# What to do
Pick each line that has "superscript" out of the records.

# Data shown
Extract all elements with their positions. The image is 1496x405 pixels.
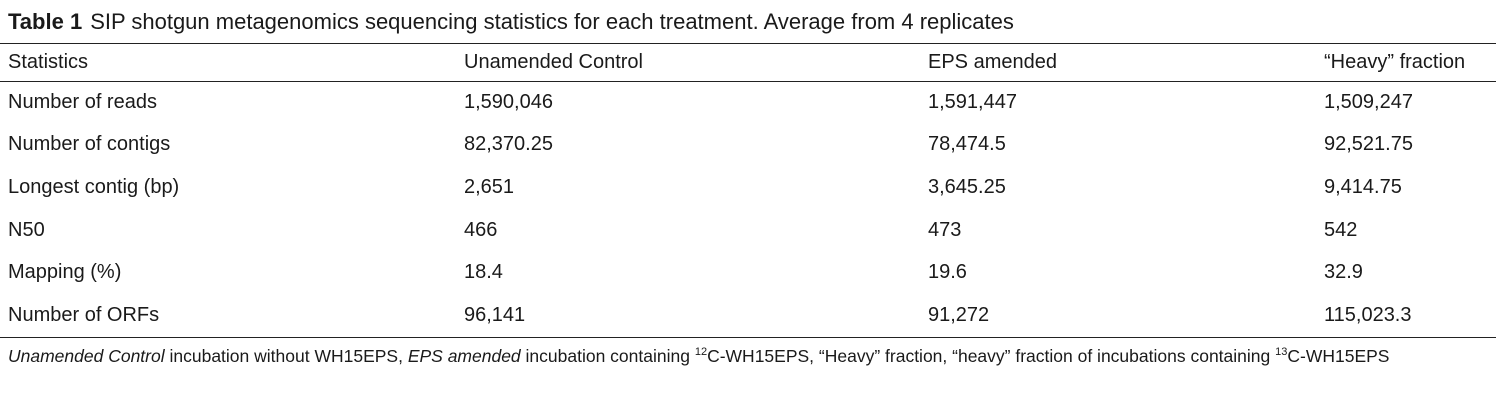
table-cell: 466 bbox=[464, 218, 498, 241]
footnote-text: C-WH15EPS, “Heavy” fraction, “heavy” fra… bbox=[707, 346, 1276, 366]
row-label: Number of contigs bbox=[8, 133, 171, 156]
top-rule bbox=[0, 43, 1496, 44]
table-cell: 473 bbox=[928, 218, 962, 241]
row-label: Longest contig (bp) bbox=[8, 175, 180, 198]
footnote-superscript-13: 13 bbox=[1275, 346, 1288, 358]
footnote-superscript-12: 12 bbox=[694, 346, 708, 358]
table-cell: 3,645.25 bbox=[928, 175, 1006, 198]
row-label: Number of ORFs bbox=[8, 303, 160, 326]
table-cell: 2,651 bbox=[464, 175, 515, 198]
table-row: Number of reads 1,590,046 1,591,447 1,50… bbox=[0, 81, 1492, 124]
row-label: Mapping (%) bbox=[8, 261, 122, 284]
table-row: Longest contig (bp) 2,651 3,645.25 9,414… bbox=[0, 166, 1492, 209]
table-cell: 1,591,447 bbox=[928, 90, 1017, 113]
table-cell: 1,509,247 bbox=[1324, 90, 1413, 113]
table-caption: Table 1 SIP shotgun metagenomics sequenci… bbox=[8, 8, 1014, 36]
table-row: Number of contigs 82,370.25 78,474.5 92,… bbox=[0, 124, 1492, 167]
table-cell: 542 bbox=[1324, 218, 1358, 241]
footnote-text: incubation containing bbox=[520, 346, 695, 366]
footnote-term-eps: EPS amended bbox=[407, 346, 521, 366]
table-cell: 96,141 bbox=[464, 303, 526, 326]
table-row: Mapping (%) 18.4 19.6 32.9 bbox=[0, 251, 1492, 294]
footnote-text: incubation without WH15EPS, bbox=[164, 346, 408, 366]
table-cell: 1,590,046 bbox=[464, 90, 553, 113]
table-cell: 18.4 bbox=[464, 261, 503, 284]
table-cell: 92,521.75 bbox=[1324, 133, 1413, 156]
table-row: N50 466 473 542 bbox=[0, 209, 1492, 252]
table-row: Number of ORFs 96,141 91,272 115,023.3 bbox=[0, 294, 1492, 337]
table-title: SIP shotgun metagenomics sequencing stat… bbox=[90, 9, 1014, 34]
table-footnote: Unamended Control incubation without WH1… bbox=[8, 345, 1478, 367]
header-statistics: Statistics bbox=[8, 51, 89, 73]
table-cell: 82,370.25 bbox=[464, 133, 553, 156]
header-rule bbox=[0, 81, 1496, 82]
table-cell: 19.6 bbox=[928, 261, 967, 284]
bottom-rule bbox=[0, 337, 1496, 338]
table-cell: 78,474.5 bbox=[928, 133, 1006, 156]
header-unamended-control: Unamended Control bbox=[464, 51, 643, 73]
footnote-term-unamended: Unamended Control bbox=[8, 346, 165, 366]
header-heavy-fraction: “Heavy” fraction bbox=[1324, 51, 1466, 73]
table-cell: 91,272 bbox=[928, 303, 990, 326]
header-row: Statistics Unamended Control EPS amended… bbox=[0, 44, 1492, 81]
table-cell: 32.9 bbox=[1324, 261, 1363, 284]
header-eps-amended: EPS amended bbox=[928, 51, 1057, 73]
footnote-text: C-WH15EPS bbox=[1287, 346, 1390, 366]
table-cell: 9,414.75 bbox=[1324, 175, 1402, 198]
row-label: Number of reads bbox=[8, 90, 157, 113]
table-cell: 115,023.3 bbox=[1324, 303, 1412, 326]
table-label: Table 1 bbox=[8, 9, 83, 34]
statistics-table: Statistics Unamended Control EPS amended… bbox=[0, 44, 1492, 337]
row-label: N50 bbox=[8, 218, 45, 241]
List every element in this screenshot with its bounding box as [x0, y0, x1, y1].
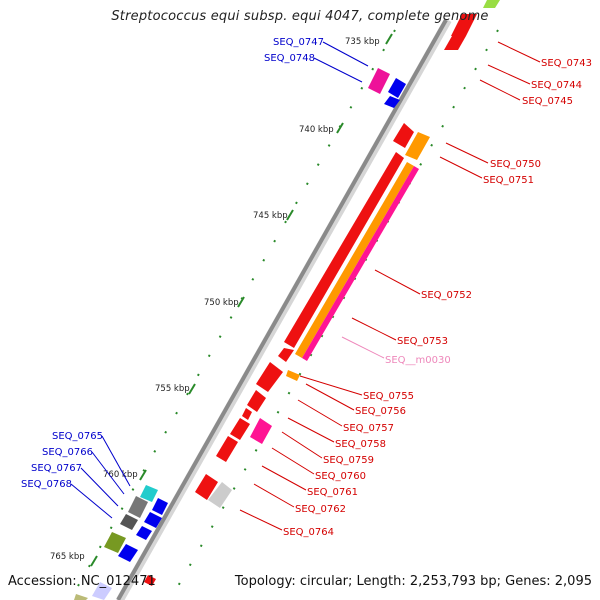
kbp-label-745: 745 kbp	[253, 211, 288, 221]
gene-blue-lower	[118, 544, 138, 562]
label-seq0755: SEQ_0755	[363, 391, 414, 402]
gene-seq0768	[136, 526, 152, 540]
kbp-tick-755	[188, 383, 196, 395]
gene-seq0747	[368, 68, 390, 94]
label-seq0751: SEQ_0751	[483, 175, 534, 186]
label-seq0743: SEQ_0743	[541, 58, 592, 69]
gene-small-red	[144, 575, 156, 586]
label-seq0752: SEQ_0752	[421, 290, 472, 301]
gene-seq0757	[247, 390, 266, 412]
kbp-label-755: 755 kbp	[155, 384, 190, 394]
gene-seq0762	[195, 474, 218, 500]
gene-lavender	[92, 582, 112, 600]
label-seq0756: SEQ_0756	[355, 406, 406, 417]
label-seq0744: SEQ_0744	[531, 80, 582, 91]
gene-m0030	[302, 166, 419, 361]
gene-seq0767	[120, 514, 138, 530]
label-m0030: SEQ__m0030	[385, 355, 451, 366]
gene-seq0766b	[152, 498, 168, 515]
kbp-label-760: 760 kbp	[103, 470, 138, 480]
gene-seq0758	[242, 408, 252, 420]
gene-olive-bottom	[74, 594, 88, 600]
label-seq0757: SEQ_0757	[343, 423, 394, 434]
label-seq0750: SEQ_0750	[490, 159, 541, 170]
inner-guide-ring	[69, 29, 396, 600]
label-seq0761: SEQ_0761	[307, 487, 358, 498]
gene-seq0751	[405, 132, 430, 160]
gene-olive	[104, 532, 126, 553]
kbp-tick-740	[336, 122, 344, 134]
map-title: Streptococcus equi subsp. equi 4047, com…	[111, 9, 489, 24]
label-seq0747: SEQ_0747	[273, 37, 324, 48]
kbp-tick-760	[139, 469, 147, 481]
label-seq0759: SEQ_0759	[323, 455, 374, 466]
label-seq0760: SEQ_0760	[315, 471, 366, 482]
kbp-tick-735	[385, 33, 393, 45]
gene-green-top	[483, 0, 500, 8]
kbp-tick-745	[286, 209, 294, 221]
gene-seq0756	[256, 362, 283, 392]
label-seq0766: SEQ_0766	[42, 447, 93, 458]
gene-seq0743b	[444, 36, 466, 50]
genome-summary-text: Topology: circular; Length: 2,253,793 bp…	[234, 574, 592, 589]
gene-seq0753	[295, 162, 414, 358]
label-seq0764: SEQ_0764	[283, 527, 334, 538]
gene-seq0750	[393, 123, 414, 148]
kbp-tick-750	[237, 296, 245, 308]
label-seq0758: SEQ_0758	[335, 439, 386, 450]
kbp-label-740: 740 kbp	[299, 125, 334, 135]
label-seq0768: SEQ_0768	[21, 479, 72, 490]
gene-seq0748b	[384, 96, 400, 108]
kbp-label-765: 765 kbp	[50, 552, 85, 562]
kbp-ticks: 735 kbp 740 kbp 745 kbp 750 kbp 755 kbp …	[50, 33, 393, 567]
gene-seq0767b	[144, 512, 162, 528]
gene-seq0752-head	[278, 348, 294, 362]
gene-seq0748	[388, 78, 406, 98]
gene-seq0766	[128, 496, 148, 518]
gene-seq0761	[216, 436, 238, 462]
gene-seq0743	[451, 14, 477, 36]
label-seq0765: SEQ_0765	[52, 431, 103, 442]
gene-seq0760	[230, 418, 250, 440]
right-labels: SEQ_0743 SEQ_0744 SEQ_0745 SEQ_0750 SEQ_…	[239, 41, 592, 538]
gene-seq0755	[286, 370, 300, 381]
gene-seq0759	[250, 418, 272, 444]
gene-seq0765	[140, 485, 158, 502]
reverse-features	[74, 68, 406, 600]
label-seq0767: SEQ_0767	[31, 463, 82, 474]
forward-features	[144, 0, 500, 586]
label-seq0753: SEQ_0753	[397, 336, 448, 347]
kbp-label-750: 750 kbp	[204, 298, 239, 308]
label-seq0762: SEQ_0762	[295, 504, 346, 515]
backbone	[116, 19, 448, 600]
gene-seq0764	[208, 482, 232, 508]
left-labels: SEQ_0747 SEQ_0748 SEQ_0765 SEQ_0766 SEQ_…	[21, 37, 369, 519]
gene-seq0752	[284, 152, 404, 348]
kbp-tick-765	[90, 555, 98, 567]
kbp-label-735: 735 kbp	[345, 37, 380, 47]
accession-text: Accession: NC_012471	[8, 574, 156, 589]
label-seq0748: SEQ_0748	[264, 53, 315, 64]
label-seq0745: SEQ_0745	[522, 96, 573, 107]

# Response
footnote-superscript-13: 13 bbox=[1275, 346, 1288, 358]
footnote-superscript-12: 12 bbox=[694, 346, 708, 358]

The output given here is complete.